Element and coordinate records
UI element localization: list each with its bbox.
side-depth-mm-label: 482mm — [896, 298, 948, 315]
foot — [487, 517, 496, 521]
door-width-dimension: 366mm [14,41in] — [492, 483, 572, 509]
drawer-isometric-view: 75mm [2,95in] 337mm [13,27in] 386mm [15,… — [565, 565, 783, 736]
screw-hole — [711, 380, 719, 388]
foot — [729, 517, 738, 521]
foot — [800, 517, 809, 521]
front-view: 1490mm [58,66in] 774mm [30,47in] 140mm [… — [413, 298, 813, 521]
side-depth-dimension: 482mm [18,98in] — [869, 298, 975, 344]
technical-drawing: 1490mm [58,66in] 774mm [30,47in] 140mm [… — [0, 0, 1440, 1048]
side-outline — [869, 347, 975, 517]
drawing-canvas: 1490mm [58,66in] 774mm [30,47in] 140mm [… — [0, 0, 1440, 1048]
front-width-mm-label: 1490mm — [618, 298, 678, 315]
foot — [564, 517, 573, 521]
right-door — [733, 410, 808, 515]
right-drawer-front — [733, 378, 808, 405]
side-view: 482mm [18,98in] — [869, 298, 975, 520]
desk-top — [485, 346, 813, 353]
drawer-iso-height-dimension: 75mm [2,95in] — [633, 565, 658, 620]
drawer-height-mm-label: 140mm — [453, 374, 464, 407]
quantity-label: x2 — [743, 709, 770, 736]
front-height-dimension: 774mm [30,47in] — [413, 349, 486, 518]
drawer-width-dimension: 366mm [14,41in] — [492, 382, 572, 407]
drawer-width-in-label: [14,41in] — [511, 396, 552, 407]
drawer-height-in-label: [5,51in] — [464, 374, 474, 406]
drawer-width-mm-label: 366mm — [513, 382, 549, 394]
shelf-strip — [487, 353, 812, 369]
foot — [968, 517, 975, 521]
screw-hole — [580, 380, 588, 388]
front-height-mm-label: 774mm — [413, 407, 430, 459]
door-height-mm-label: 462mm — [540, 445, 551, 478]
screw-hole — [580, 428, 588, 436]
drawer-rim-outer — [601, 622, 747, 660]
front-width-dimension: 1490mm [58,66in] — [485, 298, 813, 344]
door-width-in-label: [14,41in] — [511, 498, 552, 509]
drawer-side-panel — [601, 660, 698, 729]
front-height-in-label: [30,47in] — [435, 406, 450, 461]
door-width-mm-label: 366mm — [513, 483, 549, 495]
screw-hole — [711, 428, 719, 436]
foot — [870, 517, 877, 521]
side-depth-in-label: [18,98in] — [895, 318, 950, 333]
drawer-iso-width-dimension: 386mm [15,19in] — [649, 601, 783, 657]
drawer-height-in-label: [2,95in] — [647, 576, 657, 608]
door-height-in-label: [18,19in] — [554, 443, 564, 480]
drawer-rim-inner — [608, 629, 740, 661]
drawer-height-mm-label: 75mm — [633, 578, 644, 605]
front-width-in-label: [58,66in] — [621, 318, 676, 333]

▸ **Direction**: Reproduce every line of the records above verbatim, from the first line to the last, without changing any character.

▸ **Task response**:
UI element localization: list each with its bbox.
side-depth-mm-label: 482mm — [896, 298, 948, 315]
foot — [487, 517, 496, 521]
door-width-dimension: 366mm [14,41in] — [492, 483, 572, 509]
drawer-isometric-view: 75mm [2,95in] 337mm [13,27in] 386mm [15,… — [565, 565, 783, 736]
screw-hole — [711, 380, 719, 388]
foot — [729, 517, 738, 521]
foot — [800, 517, 809, 521]
front-view: 1490mm [58,66in] 774mm [30,47in] 140mm [… — [413, 298, 813, 521]
side-depth-dimension: 482mm [18,98in] — [869, 298, 975, 344]
technical-drawing: 1490mm [58,66in] 774mm [30,47in] 140mm [… — [0, 0, 1440, 1048]
side-outline — [869, 347, 975, 517]
drawing-canvas: 1490mm [58,66in] 774mm [30,47in] 140mm [… — [0, 0, 1440, 1048]
front-width-mm-label: 1490mm — [618, 298, 678, 315]
foot — [564, 517, 573, 521]
right-door — [733, 410, 808, 515]
right-drawer-front — [733, 378, 808, 405]
side-view: 482mm [18,98in] — [869, 298, 975, 520]
desk-top — [485, 346, 813, 353]
drawer-iso-height-dimension: 75mm [2,95in] — [633, 565, 658, 620]
drawer-height-mm-label: 140mm — [453, 374, 464, 407]
quantity-label: x2 — [743, 709, 770, 736]
front-height-dimension: 774mm [30,47in] — [413, 349, 486, 518]
drawer-width-dimension: 366mm [14,41in] — [492, 382, 572, 407]
drawer-width-in-label: [14,41in] — [511, 396, 552, 407]
drawer-height-in-label: [5,51in] — [464, 374, 474, 406]
drawer-width-mm-label: 366mm — [513, 382, 549, 394]
shelf-strip — [487, 353, 812, 369]
foot — [968, 517, 975, 521]
screw-hole — [580, 380, 588, 388]
front-height-mm-label: 774mm — [413, 407, 430, 459]
door-height-mm-label: 462mm — [540, 445, 551, 478]
screw-hole — [580, 428, 588, 436]
drawer-rim-outer — [601, 622, 747, 660]
front-width-dimension: 1490mm [58,66in] — [485, 298, 813, 344]
door-width-in-label: [14,41in] — [511, 498, 552, 509]
drawer-side-panel — [601, 660, 698, 729]
front-height-in-label: [30,47in] — [435, 406, 450, 461]
door-width-mm-label: 366mm — [513, 483, 549, 495]
screw-hole — [711, 428, 719, 436]
foot — [870, 517, 877, 521]
side-depth-in-label: [18,98in] — [895, 318, 950, 333]
drawer-iso-width-dimension: 386mm [15,19in] — [649, 601, 783, 657]
drawer-height-in-label: [2,95in] — [647, 576, 657, 608]
door-height-in-label: [18,19in] — [554, 443, 564, 480]
drawer-rim-inner — [608, 629, 740, 661]
drawer-height-mm-label: 75mm — [633, 578, 644, 605]
front-width-in-label: [58,66in] — [621, 318, 676, 333]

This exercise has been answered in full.